Request: Print the entries below word for word; the pictures stay out of your copy.

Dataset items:
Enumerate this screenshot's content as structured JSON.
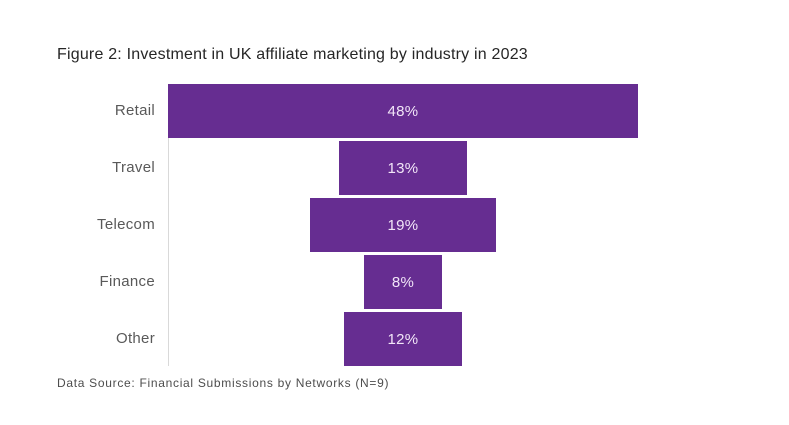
{
  "chart_data": {
    "type": "bar",
    "variant": "horizontal-centered-funnel",
    "title": "Figure 2: Investment in UK affiliate marketing by industry in 2023",
    "source_note": "Data Source: Financial Submissions by Networks (N=9)",
    "categories": [
      "Retail",
      "Travel",
      "Telecom",
      "Finance",
      "Other"
    ],
    "values": [
      48,
      13,
      19,
      8,
      12
    ],
    "value_labels": [
      "48%",
      "13%",
      "19%",
      "8%",
      "12%"
    ],
    "unit": "%",
    "xlabel": "",
    "ylabel": "",
    "legend": false,
    "grid": false,
    "axis_line": "vertical-left-only",
    "colors": {
      "bar_fill": "#662D91",
      "bar_value_text": "#F2E6F8",
      "category_label": "#595959",
      "title_text": "#262626",
      "source_text": "#4D4D4D",
      "axis_line": "#D9D9D9",
      "background": "#FFFFFF"
    }
  }
}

Worked answer:
Enumerate this screenshot's content as structured JSON.
{
  "chart_data": {
    "type": "bar",
    "variant": "horizontal-centered-funnel",
    "title": "Figure 2: Investment in UK affiliate marketing by industry in 2023",
    "source_note": "Data Source: Financial Submissions by Networks (N=9)",
    "categories": [
      "Retail",
      "Travel",
      "Telecom",
      "Finance",
      "Other"
    ],
    "values": [
      48,
      13,
      19,
      8,
      12
    ],
    "value_labels": [
      "48%",
      "13%",
      "19%",
      "8%",
      "12%"
    ],
    "unit": "%",
    "xlabel": "",
    "ylabel": "",
    "legend": false,
    "grid": false,
    "axis_line": "vertical-left-only",
    "colors": {
      "bar_fill": "#662D91",
      "bar_value_text": "#F2E6F8",
      "category_label": "#595959",
      "title_text": "#262626",
      "source_text": "#4D4D4D",
      "axis_line": "#D9D9D9",
      "background": "#FFFFFF"
    }
  }
}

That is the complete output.